-- begin Stored records --
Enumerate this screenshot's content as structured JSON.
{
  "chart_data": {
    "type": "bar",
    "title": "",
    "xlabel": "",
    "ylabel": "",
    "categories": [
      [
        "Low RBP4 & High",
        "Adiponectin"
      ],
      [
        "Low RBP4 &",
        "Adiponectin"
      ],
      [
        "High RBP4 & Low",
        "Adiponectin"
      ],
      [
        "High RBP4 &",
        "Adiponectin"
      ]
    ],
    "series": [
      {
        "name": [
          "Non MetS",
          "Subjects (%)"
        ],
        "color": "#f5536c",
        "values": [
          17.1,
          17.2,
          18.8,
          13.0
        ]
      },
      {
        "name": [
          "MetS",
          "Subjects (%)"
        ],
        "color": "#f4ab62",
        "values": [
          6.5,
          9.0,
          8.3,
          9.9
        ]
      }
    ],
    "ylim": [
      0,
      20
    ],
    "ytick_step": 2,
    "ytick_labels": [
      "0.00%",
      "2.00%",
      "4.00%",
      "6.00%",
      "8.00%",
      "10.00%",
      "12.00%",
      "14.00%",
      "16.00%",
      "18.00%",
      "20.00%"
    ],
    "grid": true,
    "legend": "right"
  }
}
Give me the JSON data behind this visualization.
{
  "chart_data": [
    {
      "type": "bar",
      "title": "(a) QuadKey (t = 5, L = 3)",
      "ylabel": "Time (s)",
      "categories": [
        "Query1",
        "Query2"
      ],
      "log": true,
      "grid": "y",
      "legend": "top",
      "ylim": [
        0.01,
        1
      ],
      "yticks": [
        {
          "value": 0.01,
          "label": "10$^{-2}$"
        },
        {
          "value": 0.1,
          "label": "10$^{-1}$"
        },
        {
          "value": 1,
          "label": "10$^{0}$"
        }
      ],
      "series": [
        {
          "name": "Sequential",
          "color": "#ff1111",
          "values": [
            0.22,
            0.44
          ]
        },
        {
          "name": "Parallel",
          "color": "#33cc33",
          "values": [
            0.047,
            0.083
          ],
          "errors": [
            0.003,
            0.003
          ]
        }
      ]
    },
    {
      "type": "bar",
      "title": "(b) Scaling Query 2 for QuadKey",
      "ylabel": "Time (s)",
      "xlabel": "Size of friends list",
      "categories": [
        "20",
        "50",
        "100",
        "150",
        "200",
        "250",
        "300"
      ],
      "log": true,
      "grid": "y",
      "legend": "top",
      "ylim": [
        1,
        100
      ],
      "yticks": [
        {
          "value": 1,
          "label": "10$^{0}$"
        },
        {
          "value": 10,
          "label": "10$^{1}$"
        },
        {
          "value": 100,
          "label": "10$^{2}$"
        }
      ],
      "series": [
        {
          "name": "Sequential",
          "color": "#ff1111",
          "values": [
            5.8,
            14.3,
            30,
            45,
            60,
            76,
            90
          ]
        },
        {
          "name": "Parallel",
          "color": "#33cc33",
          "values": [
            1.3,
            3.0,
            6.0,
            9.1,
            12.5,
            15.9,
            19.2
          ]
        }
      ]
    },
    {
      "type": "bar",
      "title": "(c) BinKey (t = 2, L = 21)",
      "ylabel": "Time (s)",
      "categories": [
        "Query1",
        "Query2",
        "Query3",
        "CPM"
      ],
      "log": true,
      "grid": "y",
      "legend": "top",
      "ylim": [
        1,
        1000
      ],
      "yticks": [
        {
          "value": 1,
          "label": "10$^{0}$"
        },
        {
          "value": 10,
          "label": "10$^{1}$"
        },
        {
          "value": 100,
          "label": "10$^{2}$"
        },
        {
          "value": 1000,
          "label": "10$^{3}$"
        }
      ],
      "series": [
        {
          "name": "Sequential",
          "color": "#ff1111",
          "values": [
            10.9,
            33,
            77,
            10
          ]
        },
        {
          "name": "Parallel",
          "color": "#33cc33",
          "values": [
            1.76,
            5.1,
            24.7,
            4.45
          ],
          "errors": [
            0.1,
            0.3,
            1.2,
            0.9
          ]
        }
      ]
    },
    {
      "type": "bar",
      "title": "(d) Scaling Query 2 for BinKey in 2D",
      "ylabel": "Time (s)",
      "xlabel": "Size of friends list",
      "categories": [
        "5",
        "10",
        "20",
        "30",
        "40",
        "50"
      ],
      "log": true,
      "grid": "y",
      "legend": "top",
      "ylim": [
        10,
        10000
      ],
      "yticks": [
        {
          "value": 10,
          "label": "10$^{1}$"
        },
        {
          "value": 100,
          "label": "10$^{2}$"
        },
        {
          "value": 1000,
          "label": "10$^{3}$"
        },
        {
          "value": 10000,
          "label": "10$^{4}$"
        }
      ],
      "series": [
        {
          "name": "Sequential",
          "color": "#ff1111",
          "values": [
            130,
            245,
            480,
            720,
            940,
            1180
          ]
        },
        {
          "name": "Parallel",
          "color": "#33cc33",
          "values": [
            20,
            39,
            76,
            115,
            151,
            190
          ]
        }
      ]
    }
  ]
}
-- end Stored records --
Problem description » Every line of the data above should be reproduced word for word.

Correct output »
Enumerate this screenshot's content as structured JSON.
{
  "chart_data": {
    "type": "bar",
    "title": "",
    "xlabel": "",
    "ylabel": "",
    "categories": [
      [
        "Low RBP4 & High",
        "Adiponectin"
      ],
      [
        "Low RBP4 &",
        "Adiponectin"
      ],
      [
        "High RBP4 & Low",
        "Adiponectin"
      ],
      [
        "High RBP4 &",
        "Adiponectin"
      ]
    ],
    "series": [
      {
        "name": [
          "Non MetS",
          "Subjects (%)"
        ],
        "color": "#f5536c",
        "values": [
          17.1,
          17.2,
          18.8,
          13.0
        ]
      },
      {
        "name": [
          "MetS",
          "Subjects (%)"
        ],
        "color": "#f4ab62",
        "values": [
          6.5,
          9.0,
          8.3,
          9.9
        ]
      }
    ],
    "ylim": [
      0,
      20
    ],
    "ytick_step": 2,
    "ytick_labels": [
      "0.00%",
      "2.00%",
      "4.00%",
      "6.00%",
      "8.00%",
      "10.00%",
      "12.00%",
      "14.00%",
      "16.00%",
      "18.00%",
      "20.00%"
    ],
    "grid": true,
    "legend": "right"
  }
}
Give me the JSON data behind this visualization.
{
  "chart_data": [
    {
      "type": "bar",
      "title": "(a) QuadKey (t = 5, L = 3)",
      "ylabel": "Time (s)",
      "categories": [
        "Query1",
        "Query2"
      ],
      "log": true,
      "grid": "y",
      "legend": "top",
      "ylim": [
        0.01,
        1
      ],
      "yticks": [
        {
          "value": 0.01,
          "label": "10$^{-2}$"
        },
        {
          "value": 0.1,
          "label": "10$^{-1}$"
        },
        {
          "value": 1,
          "label": "10$^{0}$"
        }
      ],
      "series": [
        {
          "name": "Sequential",
          "color": "#ff1111",
          "values": [
            0.22,
            0.44
          ]
        },
        {
          "name": "Parallel",
          "color": "#33cc33",
          "values": [
            0.047,
            0.083
          ],
          "errors": [
            0.003,
            0.003
          ]
        }
      ]
    },
    {
      "type": "bar",
      "title": "(b) Scaling Query 2 for QuadKey",
      "ylabel": "Time (s)",
      "xlabel": "Size of friends list",
      "categories": [
        "20",
        "50",
        "100",
        "150",
        "200",
        "250",
        "300"
      ],
      "log": true,
      "grid": "y",
      "legend": "top",
      "ylim": [
        1,
        100
      ],
      "yticks": [
        {
          "value": 1,
          "label": "10$^{0}$"
        },
        {
          "value": 10,
          "label": "10$^{1}$"
        },
        {
          "value": 100,
          "label": "10$^{2}$"
        }
      ],
      "series": [
        {
          "name": "Sequential",
          "color": "#ff1111",
          "values": [
            5.8,
            14.3,
            30,
            45,
            60,
            76,
            90
          ]
        },
        {
          "name": "Parallel",
          "color": "#33cc33",
          "values": [
            1.3,
            3.0,
            6.0,
            9.1,
            12.5,
            15.9,
            19.2
          ]
        }
      ]
    },
    {
      "type": "bar",
      "title": "(c) BinKey (t = 2, L = 21)",
      "ylabel": "Time (s)",
      "categories": [
        "Query1",
        "Query2",
        "Query3",
        "CPM"
      ],
      "log": true,
      "grid": "y",
      "legend": "top",
      "ylim": [
        1,
        1000
      ],
      "yticks": [
        {
          "value": 1,
          "label": "10$^{0}$"
        },
        {
          "value": 10,
          "label": "10$^{1}$"
        },
        {
          "value": 100,
          "label": "10$^{2}$"
        },
        {
          "value": 1000,
          "label": "10$^{3}$"
        }
      ],
      "series": [
        {
          "name": "Sequential",
          "color": "#ff1111",
          "values": [
            10.9,
            33,
            77,
            10
          ]
        },
        {
          "name": "Parallel",
          "color": "#33cc33",
          "values": [
            1.76,
            5.1,
            24.7,
            4.45
          ],
          "errors": [
            0.1,
            0.3,
            1.2,
            0.9
          ]
        }
      ]
    },
    {
      "type": "bar",
      "title": "(d) Scaling Query 2 for BinKey in 2D",
      "ylabel": "Time (s)",
      "xlabel": "Size of friends list",
      "categories": [
        "5",
        "10",
        "20",
        "30",
        "40",
        "50"
      ],
      "log": true,
      "grid": "y",
      "legend": "top",
      "ylim": [
        10,
        10000
      ],
      "yticks": [
        {
          "value": 10,
          "label": "10$^{1}$"
        },
        {
          "value": 100,
          "label": "10$^{2}$"
        },
        {
          "value": 1000,
          "label": "10$^{3}$"
        },
        {
          "value": 10000,
          "label": "10$^{4}$"
        }
      ],
      "series": [
        {
          "name": "Sequential",
          "color": "#ff1111",
          "values": [
            130,
            245,
            480,
            720,
            940,
            1180
          ]
        },
        {
          "name": "Parallel",
          "color": "#33cc33",
          "values": [
            20,
            39,
            76,
            115,
            151,
            190
          ]
        }
      ]
    }
  ]
}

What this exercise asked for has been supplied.